(Entries with figure data)

START

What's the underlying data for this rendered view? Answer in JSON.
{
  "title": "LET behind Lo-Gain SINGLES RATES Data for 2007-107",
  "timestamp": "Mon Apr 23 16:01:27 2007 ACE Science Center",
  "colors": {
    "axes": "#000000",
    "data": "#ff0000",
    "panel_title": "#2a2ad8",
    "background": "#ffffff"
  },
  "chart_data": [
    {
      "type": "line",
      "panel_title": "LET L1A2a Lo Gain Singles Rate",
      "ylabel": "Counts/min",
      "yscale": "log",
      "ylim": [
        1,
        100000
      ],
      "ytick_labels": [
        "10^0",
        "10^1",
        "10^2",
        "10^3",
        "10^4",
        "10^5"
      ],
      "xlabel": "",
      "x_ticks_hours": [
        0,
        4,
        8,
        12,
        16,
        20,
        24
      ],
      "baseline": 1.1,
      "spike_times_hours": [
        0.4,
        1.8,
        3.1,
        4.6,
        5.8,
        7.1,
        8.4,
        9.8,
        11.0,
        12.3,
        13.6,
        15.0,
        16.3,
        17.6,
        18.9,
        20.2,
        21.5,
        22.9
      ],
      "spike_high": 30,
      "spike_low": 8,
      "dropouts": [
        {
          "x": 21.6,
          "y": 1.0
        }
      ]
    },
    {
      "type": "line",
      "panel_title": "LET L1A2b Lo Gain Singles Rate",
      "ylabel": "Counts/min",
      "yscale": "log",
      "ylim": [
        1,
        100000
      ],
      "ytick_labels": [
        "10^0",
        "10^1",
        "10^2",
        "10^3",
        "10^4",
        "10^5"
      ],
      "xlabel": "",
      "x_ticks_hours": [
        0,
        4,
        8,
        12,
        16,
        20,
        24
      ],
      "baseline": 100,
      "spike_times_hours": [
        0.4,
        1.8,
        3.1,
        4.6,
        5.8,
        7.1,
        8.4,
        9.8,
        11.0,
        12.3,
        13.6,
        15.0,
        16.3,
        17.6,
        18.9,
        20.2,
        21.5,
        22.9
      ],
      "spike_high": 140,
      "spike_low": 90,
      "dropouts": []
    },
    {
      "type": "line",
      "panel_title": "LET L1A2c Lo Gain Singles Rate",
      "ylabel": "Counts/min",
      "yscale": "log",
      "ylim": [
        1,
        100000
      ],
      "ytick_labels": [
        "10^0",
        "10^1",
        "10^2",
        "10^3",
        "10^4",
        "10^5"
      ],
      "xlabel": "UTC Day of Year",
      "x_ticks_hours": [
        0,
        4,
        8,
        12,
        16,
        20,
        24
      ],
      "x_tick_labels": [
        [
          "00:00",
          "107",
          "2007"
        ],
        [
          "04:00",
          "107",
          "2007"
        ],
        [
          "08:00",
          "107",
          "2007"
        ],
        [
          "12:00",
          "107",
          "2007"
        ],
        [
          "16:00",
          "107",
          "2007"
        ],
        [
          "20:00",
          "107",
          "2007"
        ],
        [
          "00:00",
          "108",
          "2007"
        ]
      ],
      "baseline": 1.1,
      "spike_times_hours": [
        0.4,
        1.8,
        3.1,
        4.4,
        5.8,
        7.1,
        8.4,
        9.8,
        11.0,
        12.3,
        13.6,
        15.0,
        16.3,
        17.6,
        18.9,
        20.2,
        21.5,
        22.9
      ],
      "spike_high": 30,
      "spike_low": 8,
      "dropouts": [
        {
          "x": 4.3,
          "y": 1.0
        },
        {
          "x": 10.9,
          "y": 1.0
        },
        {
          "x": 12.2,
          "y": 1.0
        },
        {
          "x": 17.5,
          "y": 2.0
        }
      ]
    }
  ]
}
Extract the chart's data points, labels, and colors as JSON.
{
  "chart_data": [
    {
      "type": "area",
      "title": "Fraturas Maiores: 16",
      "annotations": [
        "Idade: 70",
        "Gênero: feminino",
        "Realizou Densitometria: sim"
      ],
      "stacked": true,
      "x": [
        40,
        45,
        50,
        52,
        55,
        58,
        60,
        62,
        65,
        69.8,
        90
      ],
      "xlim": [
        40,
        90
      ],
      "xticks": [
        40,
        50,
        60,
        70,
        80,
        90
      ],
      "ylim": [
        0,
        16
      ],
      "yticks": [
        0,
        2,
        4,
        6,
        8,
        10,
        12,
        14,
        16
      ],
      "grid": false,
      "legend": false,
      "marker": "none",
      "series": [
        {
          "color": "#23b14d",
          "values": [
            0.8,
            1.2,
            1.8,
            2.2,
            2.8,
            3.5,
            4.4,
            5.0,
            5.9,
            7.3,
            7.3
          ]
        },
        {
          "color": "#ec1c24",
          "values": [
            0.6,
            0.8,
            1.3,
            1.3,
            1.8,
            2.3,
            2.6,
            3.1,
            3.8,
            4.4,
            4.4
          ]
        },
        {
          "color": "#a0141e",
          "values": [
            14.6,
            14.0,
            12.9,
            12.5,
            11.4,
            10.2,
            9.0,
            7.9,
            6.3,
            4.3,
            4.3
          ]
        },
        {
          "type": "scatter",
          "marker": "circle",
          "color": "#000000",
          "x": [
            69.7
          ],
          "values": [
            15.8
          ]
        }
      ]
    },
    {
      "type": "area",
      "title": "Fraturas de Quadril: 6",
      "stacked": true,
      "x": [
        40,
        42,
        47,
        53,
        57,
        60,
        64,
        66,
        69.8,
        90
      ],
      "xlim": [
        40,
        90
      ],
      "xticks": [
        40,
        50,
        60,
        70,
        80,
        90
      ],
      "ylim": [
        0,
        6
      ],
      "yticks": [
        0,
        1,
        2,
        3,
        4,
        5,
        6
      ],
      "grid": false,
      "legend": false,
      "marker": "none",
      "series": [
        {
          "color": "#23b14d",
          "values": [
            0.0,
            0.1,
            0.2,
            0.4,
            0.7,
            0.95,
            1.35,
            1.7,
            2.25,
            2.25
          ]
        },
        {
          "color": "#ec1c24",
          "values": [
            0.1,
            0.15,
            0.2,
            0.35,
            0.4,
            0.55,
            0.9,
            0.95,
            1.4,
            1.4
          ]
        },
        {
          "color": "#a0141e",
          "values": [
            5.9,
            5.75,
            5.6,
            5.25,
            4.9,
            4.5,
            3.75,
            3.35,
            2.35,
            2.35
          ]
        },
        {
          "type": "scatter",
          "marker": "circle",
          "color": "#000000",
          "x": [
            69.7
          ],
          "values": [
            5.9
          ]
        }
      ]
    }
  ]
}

END

Return all of the entries exactly as they were supplied.

• [REPLY]
What's the underlying data for this rendered view? Answer in JSON.
{
  "title": "LET behind Lo-Gain SINGLES RATES Data for 2007-107",
  "timestamp": "Mon Apr 23 16:01:27 2007 ACE Science Center",
  "colors": {
    "axes": "#000000",
    "data": "#ff0000",
    "panel_title": "#2a2ad8",
    "background": "#ffffff"
  },
  "chart_data": [
    {
      "type": "line",
      "panel_title": "LET L1A2a Lo Gain Singles Rate",
      "ylabel": "Counts/min",
      "yscale": "log",
      "ylim": [
        1,
        100000
      ],
      "ytick_labels": [
        "10^0",
        "10^1",
        "10^2",
        "10^3",
        "10^4",
        "10^5"
      ],
      "xlabel": "",
      "x_ticks_hours": [
        0,
        4,
        8,
        12,
        16,
        20,
        24
      ],
      "baseline": 1.1,
      "spike_times_hours": [
        0.4,
        1.8,
        3.1,
        4.6,
        5.8,
        7.1,
        8.4,
        9.8,
        11.0,
        12.3,
        13.6,
        15.0,
        16.3,
        17.6,
        18.9,
        20.2,
        21.5,
        22.9
      ],
      "spike_high": 30,
      "spike_low": 8,
      "dropouts": [
        {
          "x": 21.6,
          "y": 1.0
        }
      ]
    },
    {
      "type": "line",
      "panel_title": "LET L1A2b Lo Gain Singles Rate",
      "ylabel": "Counts/min",
      "yscale": "log",
      "ylim": [
        1,
        100000
      ],
      "ytick_labels": [
        "10^0",
        "10^1",
        "10^2",
        "10^3",
        "10^4",
        "10^5"
      ],
      "xlabel": "",
      "x_ticks_hours": [
        0,
        4,
        8,
        12,
        16,
        20,
        24
      ],
      "baseline": 100,
      "spike_times_hours": [
        0.4,
        1.8,
        3.1,
        4.6,
        5.8,
        7.1,
        8.4,
        9.8,
        11.0,
        12.3,
        13.6,
        15.0,
        16.3,
        17.6,
        18.9,
        20.2,
        21.5,
        22.9
      ],
      "spike_high": 140,
      "spike_low": 90,
      "dropouts": []
    },
    {
      "type": "line",
      "panel_title": "LET L1A2c Lo Gain Singles Rate",
      "ylabel": "Counts/min",
      "yscale": "log",
      "ylim": [
        1,
        100000
      ],
      "ytick_labels": [
        "10^0",
        "10^1",
        "10^2",
        "10^3",
        "10^4",
        "10^5"
      ],
      "xlabel": "UTC Day of Year",
      "x_ticks_hours": [
        0,
        4,
        8,
        12,
        16,
        20,
        24
      ],
      "x_tick_labels": [
        [
          "00:00",
          "107",
          "2007"
        ],
        [
          "04:00",
          "107",
          "2007"
        ],
        [
          "08:00",
          "107",
          "2007"
        ],
        [
          "12:00",
          "107",
          "2007"
        ],
        [
          "16:00",
          "107",
          "2007"
        ],
        [
          "20:00",
          "107",
          "2007"
        ],
        [
          "00:00",
          "108",
          "2007"
        ]
      ],
      "baseline": 1.1,
      "spike_times_hours": [
        0.4,
        1.8,
        3.1,
        4.4,
        5.8,
        7.1,
        8.4,
        9.8,
        11.0,
        12.3,
        13.6,
        15.0,
        16.3,
        17.6,
        18.9,
        20.2,
        21.5,
        22.9
      ],
      "spike_high": 30,
      "spike_low": 8,
      "dropouts": [
        {
          "x": 4.3,
          "y": 1.0
        },
        {
          "x": 10.9,
          "y": 1.0
        },
        {
          "x": 12.2,
          "y": 1.0
        },
        {
          "x": 17.5,
          "y": 2.0
        }
      ]
    }
  ]
}
Extract the chart's data points, labels, and colors as JSON.
{
  "chart_data": [
    {
      "type": "area",
      "title": "Fraturas Maiores: 16",
      "annotations": [
        "Idade: 70",
        "Gênero: feminino",
        "Realizou Densitometria: sim"
      ],
      "stacked": true,
      "x": [
        40,
        45,
        50,
        52,
        55,
        58,
        60,
        62,
        65,
        69.8,
        90
      ],
      "xlim": [
        40,
        90
      ],
      "xticks": [
        40,
        50,
        60,
        70,
        80,
        90
      ],
      "ylim": [
        0,
        16
      ],
      "yticks": [
        0,
        2,
        4,
        6,
        8,
        10,
        12,
        14,
        16
      ],
      "grid": false,
      "legend": false,
      "marker": "none",
      "series": [
        {
          "color": "#23b14d",
          "values": [
            0.8,
            1.2,
            1.8,
            2.2,
            2.8,
            3.5,
            4.4,
            5.0,
            5.9,
            7.3,
            7.3
          ]
        },
        {
          "color": "#ec1c24",
          "values": [
            0.6,
            0.8,
            1.3,
            1.3,
            1.8,
            2.3,
            2.6,
            3.1,
            3.8,
            4.4,
            4.4
          ]
        },
        {
          "color": "#a0141e",
          "values": [
            14.6,
            14.0,
            12.9,
            12.5,
            11.4,
            10.2,
            9.0,
            7.9,
            6.3,
            4.3,
            4.3
          ]
        },
        {
          "type": "scatter",
          "marker": "circle",
          "color": "#000000",
          "x": [
            69.7
          ],
          "values": [
            15.8
          ]
        }
      ]
    },
    {
      "type": "area",
      "title": "Fraturas de Quadril: 6",
      "stacked": true,
      "x": [
        40,
        42,
        47,
        53,
        57,
        60,
        64,
        66,
        69.8,
        90
      ],
      "xlim": [
        40,
        90
      ],
      "xticks": [
        40,
        50,
        60,
        70,
        80,
        90
      ],
      "ylim": [
        0,
        6
      ],
      "yticks": [
        0,
        1,
        2,
        3,
        4,
        5,
        6
      ],
      "grid": false,
      "legend": false,
      "marker": "none",
      "series": [
        {
          "color": "#23b14d",
          "values": [
            0.0,
            0.1,
            0.2,
            0.4,
            0.7,
            0.95,
            1.35,
            1.7,
            2.25,
            2.25
          ]
        },
        {
          "color": "#ec1c24",
          "values": [
            0.1,
            0.15,
            0.2,
            0.35,
            0.4,
            0.55,
            0.9,
            0.95,
            1.4,
            1.4
          ]
        },
        {
          "color": "#a0141e",
          "values": [
            5.9,
            5.75,
            5.6,
            5.25,
            4.9,
            4.5,
            3.75,
            3.35,
            2.35,
            2.35
          ]
        },
        {
          "type": "scatter",
          "marker": "circle",
          "color": "#000000",
          "x": [
            69.7
          ],
          "values": [
            5.9
          ]
        }
      ]
    }
  ]
}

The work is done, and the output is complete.